start

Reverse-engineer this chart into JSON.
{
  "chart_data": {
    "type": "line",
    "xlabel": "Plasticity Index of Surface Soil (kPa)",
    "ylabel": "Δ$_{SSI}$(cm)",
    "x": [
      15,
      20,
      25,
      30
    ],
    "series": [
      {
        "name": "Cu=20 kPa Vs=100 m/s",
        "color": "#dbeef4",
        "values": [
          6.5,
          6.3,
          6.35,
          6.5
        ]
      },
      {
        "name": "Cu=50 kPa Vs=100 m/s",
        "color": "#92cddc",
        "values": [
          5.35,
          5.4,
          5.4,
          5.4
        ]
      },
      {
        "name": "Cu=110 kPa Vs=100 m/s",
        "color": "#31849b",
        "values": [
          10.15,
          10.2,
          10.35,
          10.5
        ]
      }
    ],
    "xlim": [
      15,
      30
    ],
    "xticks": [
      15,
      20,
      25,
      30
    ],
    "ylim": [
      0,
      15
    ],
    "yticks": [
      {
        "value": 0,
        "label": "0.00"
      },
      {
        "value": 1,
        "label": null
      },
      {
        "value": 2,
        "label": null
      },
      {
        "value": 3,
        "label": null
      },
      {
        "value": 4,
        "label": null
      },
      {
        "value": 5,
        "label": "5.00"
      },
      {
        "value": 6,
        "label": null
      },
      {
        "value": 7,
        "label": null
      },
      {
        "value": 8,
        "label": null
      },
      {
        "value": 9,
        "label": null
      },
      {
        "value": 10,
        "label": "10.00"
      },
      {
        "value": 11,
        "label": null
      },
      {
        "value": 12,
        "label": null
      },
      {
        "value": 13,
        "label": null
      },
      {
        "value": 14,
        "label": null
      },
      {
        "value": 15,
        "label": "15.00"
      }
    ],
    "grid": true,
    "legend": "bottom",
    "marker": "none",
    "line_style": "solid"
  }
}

end

# YOUR INSTRUCTIONS
Write out each line of the data that holds the string "name".

# SOLUTION BELOW
        "name": "Cu=20 kPa Vs=100 m/s",
        "name": "Cu=50 kPa Vs=100 m/s",
        "name": "Cu=110 kPa Vs=100 m/s",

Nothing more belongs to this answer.